◆ What you should do ◆
Reproduce the listing below in full and without alteration, apart from its pictures.

——

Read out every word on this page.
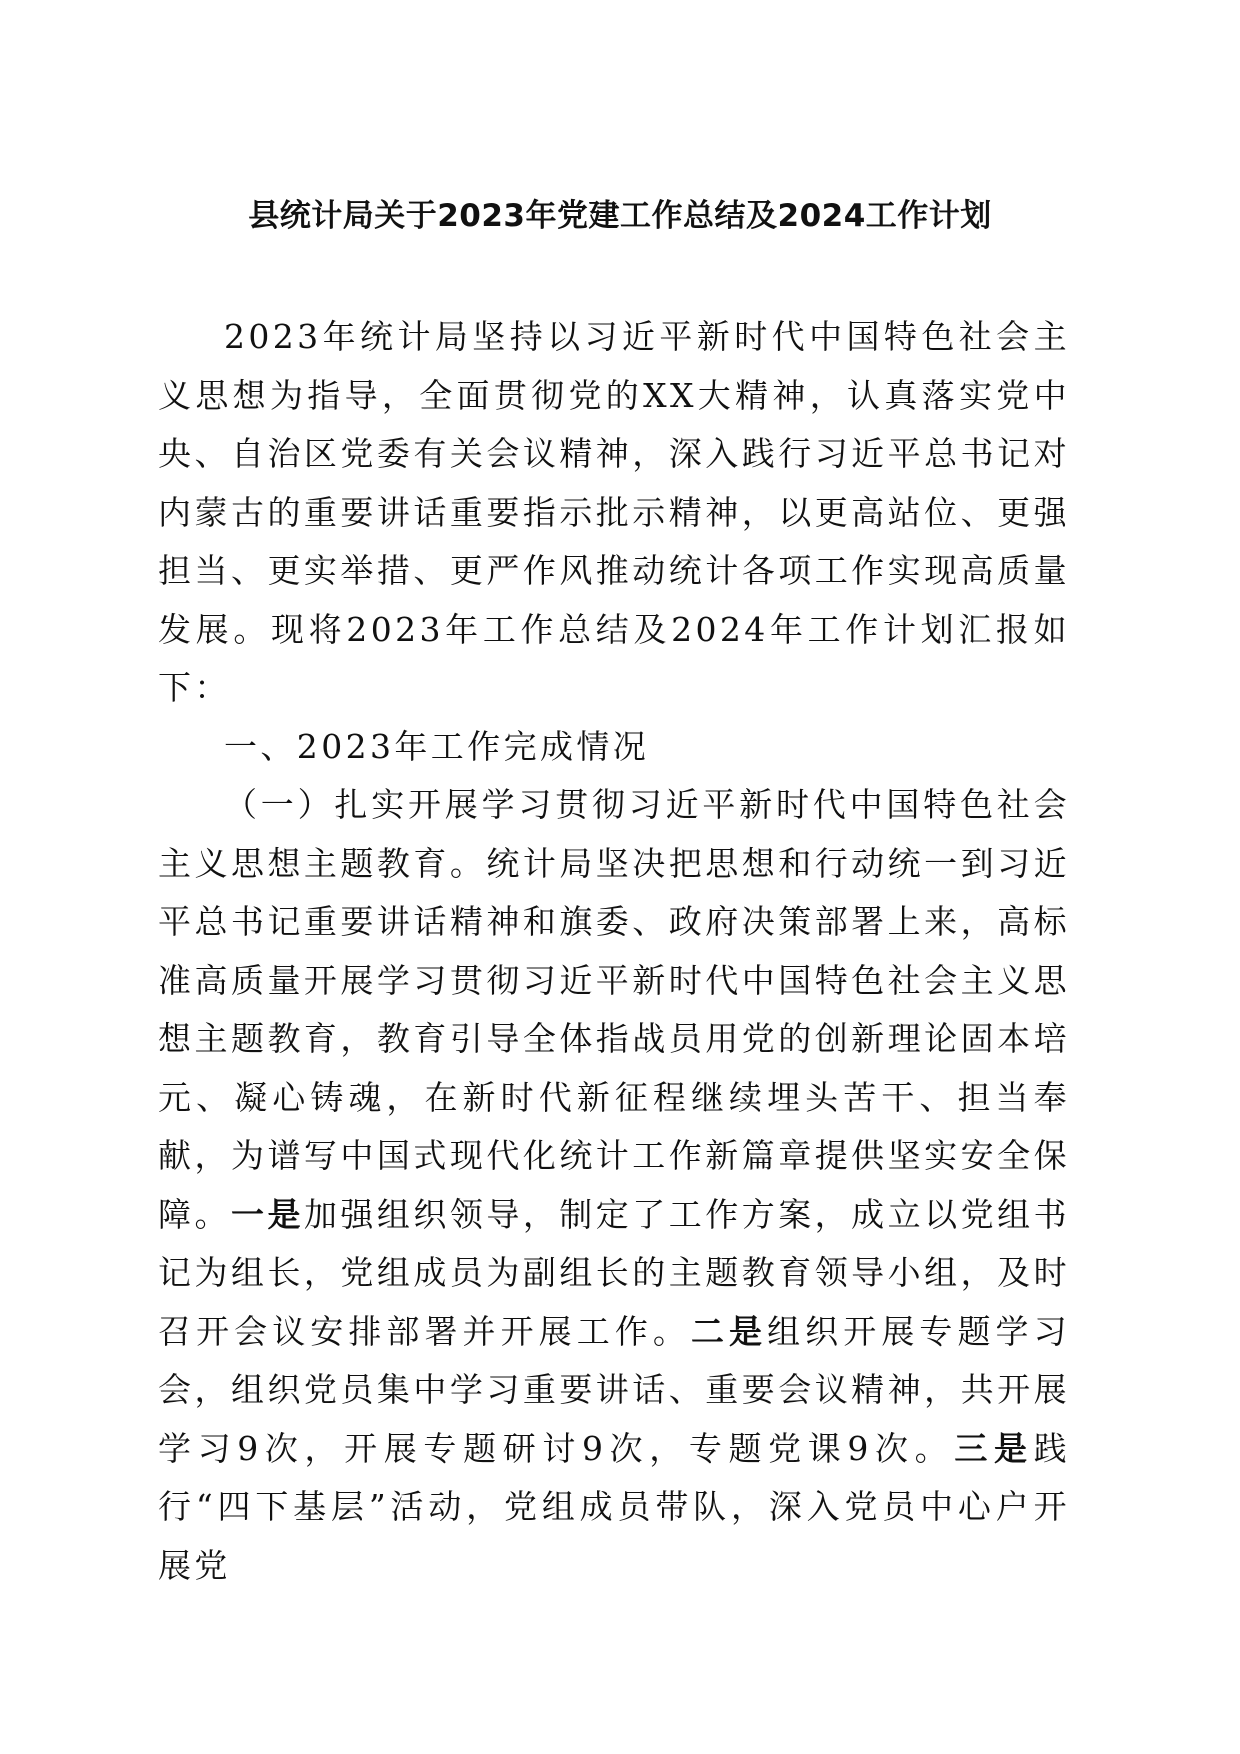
县统计局关于2023年党建工作总结及2024工作计划

2023年统计局坚持以习近平新时代中国特色社会主义思想为指导，全面贯彻党的XX大精神，认真落实党中央、自治区党委有关会议精神，深入践行习近平总书记对内蒙古的重要讲话重要指示批示精神，以更高站位、更强担当、更实举措、更严作风推动统计各项工作实现高质量发展。现将2023年工作总结及2024年工作计划汇报如下：

一、2023年工作完成情况

（一）扎实开展学习贯彻习近平新时代中国特色社会主义思想主题教育。统计局坚决把思想和行动统一到习近平总书记重要讲话精神和旗委、政府决策部署上来，高标准高质量开展学习贯彻习近平新时代中国特色社会主义思想主题教育，教育引导全体指战员用党的创新理论固本培元、凝心铸魂，在新时代新征程继续埋头苦干、担当奉献，为谱写中国式现代化统计工作新篇章提供坚实安全保障。一是加强组织领导，制定了工作方案，成立以党组书记为组长，党组成员为副组长的主题教育领导小组，及时召开会议安排部署并开展工作。二是组织开展专题学习会，组织党员集中学习重要讲话、重要会议精神，共开展学习9次，开展专题研讨9次，专题党课9次。三是践行“四下基层”活动，党组成员带队，深入党员中心户开展党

——

◆ Reply to the task ◆
Read out every word on this page.
县统计局关于2023年党建工作总结及2024工作计划

2023年统计局坚持以习近平新时代中国特色社会主义思想为指导，全面贯彻党的XX大精神，认真落实党中央、自治区党委有关会议精神，深入践行习近平总书记对内蒙古的重要讲话重要指示批示精神，以更高站位、更强担当、更实举措、更严作风推动统计各项工作实现高质量发展。现将2023年工作总结及2024年工作计划汇报如下：

一、2023年工作完成情况

（一）扎实开展学习贯彻习近平新时代中国特色社会主义思想主题教育。统计局坚决把思想和行动统一到习近平总书记重要讲话精神和旗委、政府决策部署上来，高标准高质量开展学习贯彻习近平新时代中国特色社会主义思想主题教育，教育引导全体指战员用党的创新理论固本培元、凝心铸魂，在新时代新征程继续埋头苦干、担当奉献，为谱写中国式现代化统计工作新篇章提供坚实安全保障。一是加强组织领导，制定了工作方案，成立以党组书记为组长，党组成员为副组长的主题教育领导小组，及时召开会议安排部署并开展工作。二是组织开展专题学习会，组织党员集中学习重要讲话、重要会议精神，共开展学习9次，开展专题研讨9次，专题党课9次。三是践行“四下基层”活动，党组成员带队，深入党员中心户开展党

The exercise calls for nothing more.